● **The problem**:
Report every line in the listing that contains the string "from".

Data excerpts
════════════════════

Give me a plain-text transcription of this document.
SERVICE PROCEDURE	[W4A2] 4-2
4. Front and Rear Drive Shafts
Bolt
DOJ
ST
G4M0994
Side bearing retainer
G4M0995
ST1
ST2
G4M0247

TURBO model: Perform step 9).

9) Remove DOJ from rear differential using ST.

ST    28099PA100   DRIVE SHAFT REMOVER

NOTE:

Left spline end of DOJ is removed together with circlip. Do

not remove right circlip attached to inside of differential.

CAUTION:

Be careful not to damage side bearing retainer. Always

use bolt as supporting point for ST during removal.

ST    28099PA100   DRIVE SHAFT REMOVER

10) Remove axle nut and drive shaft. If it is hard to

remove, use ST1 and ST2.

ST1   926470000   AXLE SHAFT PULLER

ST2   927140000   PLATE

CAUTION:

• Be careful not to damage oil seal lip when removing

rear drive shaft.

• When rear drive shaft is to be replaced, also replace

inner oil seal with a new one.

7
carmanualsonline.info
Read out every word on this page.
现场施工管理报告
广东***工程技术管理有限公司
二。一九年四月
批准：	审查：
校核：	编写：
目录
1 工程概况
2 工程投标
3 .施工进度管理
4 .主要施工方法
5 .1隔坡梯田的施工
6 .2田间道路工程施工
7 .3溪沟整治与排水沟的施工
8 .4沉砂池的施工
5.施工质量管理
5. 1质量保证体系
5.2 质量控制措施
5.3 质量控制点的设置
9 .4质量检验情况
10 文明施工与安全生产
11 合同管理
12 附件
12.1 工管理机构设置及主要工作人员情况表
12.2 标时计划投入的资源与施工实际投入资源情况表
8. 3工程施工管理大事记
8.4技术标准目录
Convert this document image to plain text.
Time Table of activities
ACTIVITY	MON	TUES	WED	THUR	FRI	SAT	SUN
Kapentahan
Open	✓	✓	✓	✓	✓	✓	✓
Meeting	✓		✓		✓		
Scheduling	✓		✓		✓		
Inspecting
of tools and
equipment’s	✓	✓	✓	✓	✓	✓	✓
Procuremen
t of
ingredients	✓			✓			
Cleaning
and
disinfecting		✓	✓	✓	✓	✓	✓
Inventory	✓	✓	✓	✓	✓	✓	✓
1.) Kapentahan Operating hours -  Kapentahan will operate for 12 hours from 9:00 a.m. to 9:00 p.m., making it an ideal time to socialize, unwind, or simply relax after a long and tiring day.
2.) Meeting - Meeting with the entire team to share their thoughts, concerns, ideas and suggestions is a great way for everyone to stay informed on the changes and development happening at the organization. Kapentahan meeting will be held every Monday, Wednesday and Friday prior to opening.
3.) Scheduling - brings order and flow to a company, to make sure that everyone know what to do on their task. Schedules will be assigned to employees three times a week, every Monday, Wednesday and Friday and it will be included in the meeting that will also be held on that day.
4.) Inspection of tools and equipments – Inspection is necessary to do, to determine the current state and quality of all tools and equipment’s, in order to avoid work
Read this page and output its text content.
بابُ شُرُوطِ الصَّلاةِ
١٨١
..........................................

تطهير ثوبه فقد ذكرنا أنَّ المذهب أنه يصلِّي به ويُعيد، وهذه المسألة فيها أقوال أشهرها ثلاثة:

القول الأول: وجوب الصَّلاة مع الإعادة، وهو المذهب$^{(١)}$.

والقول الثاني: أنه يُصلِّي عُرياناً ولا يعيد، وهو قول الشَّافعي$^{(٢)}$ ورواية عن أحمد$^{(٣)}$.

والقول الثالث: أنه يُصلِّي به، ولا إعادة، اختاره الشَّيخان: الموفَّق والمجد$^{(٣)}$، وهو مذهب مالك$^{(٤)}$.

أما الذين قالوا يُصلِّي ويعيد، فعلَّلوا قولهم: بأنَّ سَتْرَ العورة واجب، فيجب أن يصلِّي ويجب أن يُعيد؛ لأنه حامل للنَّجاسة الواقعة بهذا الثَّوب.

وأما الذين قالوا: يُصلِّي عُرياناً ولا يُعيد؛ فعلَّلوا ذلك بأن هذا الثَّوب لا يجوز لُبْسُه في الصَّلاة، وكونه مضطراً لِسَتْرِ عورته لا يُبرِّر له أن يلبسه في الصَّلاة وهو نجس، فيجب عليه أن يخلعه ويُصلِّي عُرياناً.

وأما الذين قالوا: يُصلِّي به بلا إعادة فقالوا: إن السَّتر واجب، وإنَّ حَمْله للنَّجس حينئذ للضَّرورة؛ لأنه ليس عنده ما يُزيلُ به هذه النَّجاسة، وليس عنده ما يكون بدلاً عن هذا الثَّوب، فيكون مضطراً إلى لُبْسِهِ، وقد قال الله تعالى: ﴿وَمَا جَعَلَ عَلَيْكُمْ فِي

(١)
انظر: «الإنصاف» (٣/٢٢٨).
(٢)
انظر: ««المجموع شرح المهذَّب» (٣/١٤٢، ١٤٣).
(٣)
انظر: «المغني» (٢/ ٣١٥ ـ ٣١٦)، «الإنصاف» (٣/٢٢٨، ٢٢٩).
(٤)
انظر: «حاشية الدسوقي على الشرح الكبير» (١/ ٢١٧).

════════════════════

● **Task output**:
9) Remove DOJ from rear differential using ST.
1.) Kapentahan Operating hours -  Kapentahan will operate for 12 hours from 9:00 a.m. to 9:00 p.m., making it an ideal time to socialize, unwind, or simply relax after a long and tiring day.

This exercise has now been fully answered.